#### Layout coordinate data
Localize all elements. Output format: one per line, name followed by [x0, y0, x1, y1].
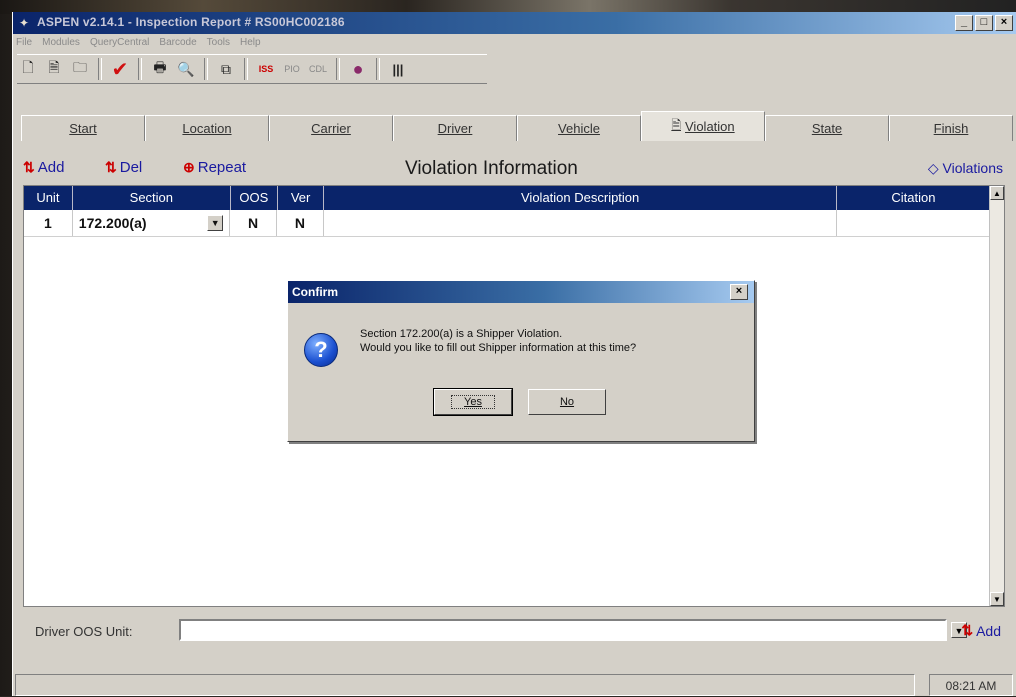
checkmark-icon[interactable]: ✔	[109, 58, 131, 81]
del-label: Del	[119, 159, 143, 176]
no-label: No	[559, 396, 575, 408]
cell-unit[interactable]: 1	[24, 210, 73, 236]
column-header-unit[interactable]: Unit	[24, 186, 73, 210]
window-title: ASPEN v2.14.1 - Inspection Report # RS00…	[37, 15, 345, 29]
open-document-icon[interactable]: 🗎	[43, 58, 65, 80]
tab-state[interactable]: State	[765, 115, 889, 141]
violations-link-label: Violations	[942, 160, 1003, 176]
cell-description[interactable]	[324, 210, 837, 236]
tab-finish[interactable]: Finish	[889, 115, 1013, 141]
dialog-message-line2: Would you like to fill out Shipper infor…	[360, 342, 637, 354]
add-violation-button[interactable]: ⇅ Add	[23, 159, 64, 176]
section-title: Violation Information	[405, 158, 578, 179]
toolbar-separator	[376, 58, 380, 80]
add-row-icon: ⇅	[961, 622, 974, 638]
tab-location[interactable]: Location	[145, 115, 269, 141]
dialog-titlebar[interactable]: Confirm ×	[288, 281, 754, 303]
section-value: 172.200(a)	[78, 215, 147, 231]
copy-icon[interactable]: ⧉	[215, 58, 237, 80]
driver-oos-add-button[interactable]: ⇅ Add	[961, 622, 1001, 639]
repeat-label: Repeat	[197, 159, 247, 176]
tab-vehicle[interactable]: Vehicle	[517, 115, 641, 141]
pio-icon[interactable]: PIO	[281, 58, 303, 80]
tab-start[interactable]: Start	[21, 115, 145, 141]
menu-bar: File Modules QueryCentral Barcode Tools …	[13, 34, 1016, 52]
column-header-section[interactable]: Section	[72, 186, 231, 210]
tab-carrier[interactable]: Carrier	[269, 115, 393, 141]
status-time: 08:21 AM	[929, 674, 1013, 696]
column-header-citation[interactable]: Citation	[836, 186, 991, 210]
app-icon: ✦	[19, 16, 30, 30]
scroll-down-icon[interactable]: ▼	[990, 592, 1004, 606]
toolbar-separator	[98, 58, 102, 80]
tab-violation[interactable]: 🗎 Violation	[641, 111, 765, 141]
toolbar-separator	[244, 58, 248, 80]
violations-link[interactable]: ◇ Violations	[928, 160, 1003, 177]
column-header-ver[interactable]: Ver	[277, 186, 325, 210]
repeat-violation-button[interactable]: ⊕ Repeat	[183, 159, 246, 176]
delete-row-icon: ⇅	[105, 159, 117, 175]
dialog-message-line1: Section 172.200(a) is a Shipper Violatio…	[360, 328, 563, 340]
print-preview-icon[interactable]: 🔍	[175, 58, 197, 80]
window-controls: _ □ ×	[955, 15, 1013, 31]
app-window: ✦ ASPEN v2.14.1 - Inspection Report # RS…	[12, 12, 1016, 696]
printer-icon[interactable]: 🖶	[149, 58, 171, 80]
toolbar-separator	[336, 58, 340, 80]
yes-label: Yes	[451, 395, 495, 409]
maximize-button[interactable]: □	[975, 15, 993, 31]
menu-barcode[interactable]: Barcode	[158, 34, 197, 52]
dialog-close-button[interactable]: ×	[730, 284, 748, 300]
window-titlebar[interactable]: ✦ ASPEN v2.14.1 - Inspection Report # RS…	[13, 12, 1016, 34]
vertical-scrollbar[interactable]: ▲ ▼	[989, 186, 1004, 606]
tab-driver[interactable]: Driver	[393, 115, 517, 141]
cell-citation[interactable]	[837, 210, 990, 236]
cell-oos[interactable]: N	[230, 210, 277, 236]
tab-bar: Start Location Carrier Driver Vehicle 🗎 …	[21, 111, 1013, 142]
status-panel	[15, 674, 915, 696]
toolbar-separator	[204, 58, 208, 80]
status-bar: 08:21 AM	[13, 666, 1016, 696]
driver-oos-add-label: Add	[976, 622, 1001, 639]
menu-file[interactable]: File	[15, 34, 33, 52]
violation-actions: ⇅ Add ⇅ Del ⊕ Repeat Violation Informati…	[17, 155, 1003, 183]
repeat-icon: ⊕	[183, 159, 195, 175]
cell-ver[interactable]: N	[277, 210, 324, 236]
cell-section[interactable]: 172.200(a) ▼	[73, 210, 231, 236]
diamond-icon: ◇	[927, 160, 939, 176]
tab-violation-label: Violation	[685, 119, 735, 134]
menu-querycentral[interactable]: QueryCentral	[89, 34, 150, 52]
no-button[interactable]: No	[528, 389, 606, 415]
violation-tab-icon: 🗎	[671, 118, 681, 132]
driver-oos-input[interactable]	[179, 619, 947, 641]
section-dropdown-icon[interactable]: ▼	[207, 215, 224, 231]
menu-modules[interactable]: Modules	[41, 34, 81, 52]
new-document-icon[interactable]: 🗋	[17, 58, 39, 80]
toolbar: 🗋 🗎 🗀 ✔ 🖶 🔍 ⧉ ISS PIO CDL ● |||	[17, 54, 487, 84]
confirm-dialog: Confirm × ? Section 172.200(a) is a Ship…	[287, 280, 755, 442]
driver-oos-bar: Driver OOS Unit: ▼ ⇅ Add	[23, 617, 1001, 647]
table-row[interactable]: 1 172.200(a) ▼ N N	[24, 210, 990, 237]
menu-help[interactable]: Help	[239, 34, 262, 52]
add-label: Add	[37, 159, 65, 176]
menu-tools[interactable]: Tools	[206, 34, 231, 52]
delete-violation-button[interactable]: ⇅ Del	[105, 159, 142, 176]
book-icon[interactable]: ●	[347, 58, 369, 80]
scroll-up-icon[interactable]: ▲	[990, 186, 1004, 200]
driver-oos-label: Driver OOS Unit:	[35, 624, 133, 639]
dialog-title: Confirm	[292, 285, 338, 299]
toolbar-separator	[138, 58, 142, 80]
question-icon: ?	[304, 333, 338, 367]
cdl-icon[interactable]: CDL	[307, 58, 329, 80]
column-header-description[interactable]: Violation Description	[324, 186, 837, 210]
barcode-icon[interactable]: |||	[387, 58, 409, 80]
add-row-icon: ⇅	[23, 159, 35, 175]
folder-icon[interactable]: 🗀	[69, 58, 91, 80]
column-header-oos[interactable]: OOS	[230, 186, 278, 210]
grid-header: Unit Section OOS Ver Violation Descripti…	[24, 186, 991, 210]
minimize-button[interactable]: _	[955, 15, 973, 31]
dialog-message: Section 172.200(a) is a Shipper Violatio…	[360, 327, 636, 355]
close-button[interactable]: ×	[995, 15, 1013, 31]
iss-icon[interactable]: ISS	[255, 58, 277, 80]
yes-button[interactable]: Yes	[433, 388, 513, 416]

#### WHAT YOU SHOULD DO
Turn the lines above into a numbered list. Skip any blank lines and leave out the pictures.

#### ANSWER FOR THE TASK
1. Localize all elements. Output format: one per line, name followed by [x0, y0, x1, y1].
2. checkmark-icon[interactable]: ✔	[109, 58, 131, 81]
3. del-label: Del	[119, 159, 143, 176]
4. no-label: No	[559, 396, 575, 408]
5. cell-unit[interactable]: 1	[24, 210, 73, 236]
6. column-header-unit[interactable]: Unit	[24, 186, 73, 210]
7. window-title: ASPEN v2.14.1 - Inspection Report # RS00…	[37, 15, 345, 29]
8. open-document-icon[interactable]: 🗎	[43, 58, 65, 80]
9. tab-state[interactable]: State	[765, 115, 889, 141]
10. violations-link-label: Violations	[942, 160, 1003, 176]
11. cell-description[interactable]	[324, 210, 837, 236]
12. tab-finish[interactable]: Finish	[889, 115, 1013, 141]
13. dialog-message-line2: Would you like to fill out Shipper infor…	[360, 342, 637, 354]
14. add-violation-button[interactable]: ⇅ Add	[23, 159, 64, 176]
15. section-title: Violation Information	[405, 158, 578, 179]
16. toolbar-separator	[376, 58, 380, 80]
17. add-row-icon: ⇅	[961, 622, 974, 638]
18. tab-location[interactable]: Location	[145, 115, 269, 141]
19. dialog-titlebar[interactable]: Confirm ×	[288, 281, 754, 303]
20. section-value: 172.200(a)	[78, 215, 147, 231]
21. copy-icon[interactable]: ⧉	[215, 58, 237, 80]
22. driver-oos-add-button[interactable]: ⇅ Add	[961, 622, 1001, 639]
23. repeat-label: Repeat	[197, 159, 247, 176]
24. tab-vehicle[interactable]: Vehicle	[517, 115, 641, 141]
25. pio-icon[interactable]: PIO	[281, 58, 303, 80]
26. tab-start[interactable]: Start	[21, 115, 145, 141]
27. menu-bar: File Modules QueryCentral Barcode Tools …	[13, 34, 1016, 52]
28. column-header-section[interactable]: Section	[72, 186, 231, 210]
29. tab-carrier[interactable]: Carrier	[269, 115, 393, 141]
30. status-time: 08:21 AM	[929, 674, 1013, 696]
31. column-header-citation[interactable]: Citation	[836, 186, 991, 210]
32. app-icon: ✦	[19, 16, 30, 30]
33. scroll-down-icon[interactable]: ▼	[990, 592, 1004, 606]
34. toolbar-separator	[98, 58, 102, 80]
35. tab-violation[interactable]: 🗎 Violation	[641, 111, 765, 141]
36. toolbar-separator	[244, 58, 248, 80]
37. violations-link[interactable]: ◇ Violations	[928, 160, 1003, 177]
38. column-header-ver[interactable]: Ver	[277, 186, 325, 210]
39. repeat-violation-button[interactable]: ⊕ Repeat	[183, 159, 246, 176]
40. delete-row-icon: ⇅	[105, 159, 117, 175]
41. dialog-message-line1: Section 172.200(a) is a Shipper Violatio…	[360, 328, 563, 340]
42. print-preview-icon[interactable]: 🔍	[175, 58, 197, 80]
43. window-controls: _ □ ×	[955, 15, 1013, 31]
44. app-window: ✦ ASPEN v2.14.1 - Inspection Report # RS…	[12, 12, 1016, 696]
45. printer-icon[interactable]: 🖶	[149, 58, 171, 80]
46. toolbar-separator	[336, 58, 340, 80]
47. yes-label: Yes	[451, 395, 495, 409]
48. maximize-button[interactable]: □	[975, 15, 993, 31]
49. menu-barcode[interactable]: Barcode	[158, 34, 197, 52]
50. dialog-close-button[interactable]: ×	[730, 284, 748, 300]
51. window-titlebar[interactable]: ✦ ASPEN v2.14.1 - Inspection Report # RS…	[13, 12, 1016, 34]
52. vertical-scrollbar[interactable]: ▲ ▼	[989, 186, 1004, 606]
53. tab-driver[interactable]: Driver	[393, 115, 517, 141]
54. cell-citation[interactable]	[837, 210, 990, 236]
55. cell-oos[interactable]: N	[230, 210, 277, 236]
56. tab-bar: Start Location Carrier Driver Vehicle 🗎 …	[21, 111, 1013, 142]
57. status-panel	[15, 674, 915, 696]
58. toolbar-separator	[204, 58, 208, 80]
59. status-bar: 08:21 AM	[13, 666, 1016, 696]
60. driver-oos-add-label: Add	[976, 622, 1001, 639]
61. menu-file[interactable]: File	[15, 34, 33, 52]
62. violation-actions: ⇅ Add ⇅ Del ⊕ Repeat Violation Informati…	[17, 155, 1003, 183]
63. repeat-icon: ⊕	[183, 159, 195, 175]
64. cell-ver[interactable]: N	[277, 210, 324, 236]
65. cell-section[interactable]: 172.200(a) ▼	[73, 210, 231, 236]
66. diamond-icon: ◇	[927, 160, 939, 176]
67. tab-violation-label: Violation	[685, 119, 735, 134]
68. menu-querycentral[interactable]: QueryCentral	[89, 34, 150, 52]
69. no-button[interactable]: No	[528, 389, 606, 415]
70. violation-tab-icon: 🗎	[671, 118, 681, 132]
71. driver-oos-input[interactable]	[179, 619, 947, 641]
72. section-dropdown-icon[interactable]: ▼	[207, 215, 224, 231]
73. menu-modules[interactable]: Modules	[41, 34, 81, 52]
74. new-document-icon[interactable]: 🗋	[17, 58, 39, 80]
75. toolbar: 🗋 🗎 🗀 ✔ 🖶 🔍 ⧉ ISS PIO CDL ● |||	[17, 54, 487, 84]
76. confirm-dialog: Confirm × ? Section 172.200(a) is a Ship…	[287, 280, 755, 442]
77. driver-oos-bar: Driver OOS Unit: ▼ ⇅ Add	[23, 617, 1001, 647]
78. table-row[interactable]: 1 172.200(a) ▼ N N	[24, 210, 990, 237]
79. menu-help[interactable]: Help	[239, 34, 262, 52]
80. add-label: Add	[37, 159, 65, 176]
81. menu-tools[interactable]: Tools	[206, 34, 231, 52]
82. delete-violation-button[interactable]: ⇅ Del	[105, 159, 142, 176]
83. book-icon[interactable]: ●	[347, 58, 369, 80]
84. scroll-up-icon[interactable]: ▲	[990, 186, 1004, 200]
85. driver-oos-label: Driver OOS Unit:	[35, 624, 133, 639]
86. dialog-title: Confirm	[292, 285, 338, 299]
87. toolbar-separator	[138, 58, 142, 80]
88. question-icon: ?	[304, 333, 338, 367]
89. cdl-icon[interactable]: CDL	[307, 58, 329, 80]
90. column-header-description[interactable]: Violation Description	[324, 186, 837, 210]
91. barcode-icon[interactable]: |||	[387, 58, 409, 80]
92. add-row-icon: ⇅	[23, 159, 35, 175]
93. folder-icon[interactable]: 🗀	[69, 58, 91, 80]
94. column-header-oos[interactable]: OOS	[230, 186, 278, 210]
95. grid-header: Unit Section OOS Ver Violation Descripti…	[24, 186, 991, 210]
96. minimize-button[interactable]: _	[955, 15, 973, 31]
97. dialog-message: Section 172.200(a) is a Shipper Violatio…	[360, 327, 636, 355]
98. close-button[interactable]: ×	[995, 15, 1013, 31]
99. iss-icon[interactable]: ISS	[255, 58, 277, 80]
100. yes-button[interactable]: Yes	[433, 388, 513, 416]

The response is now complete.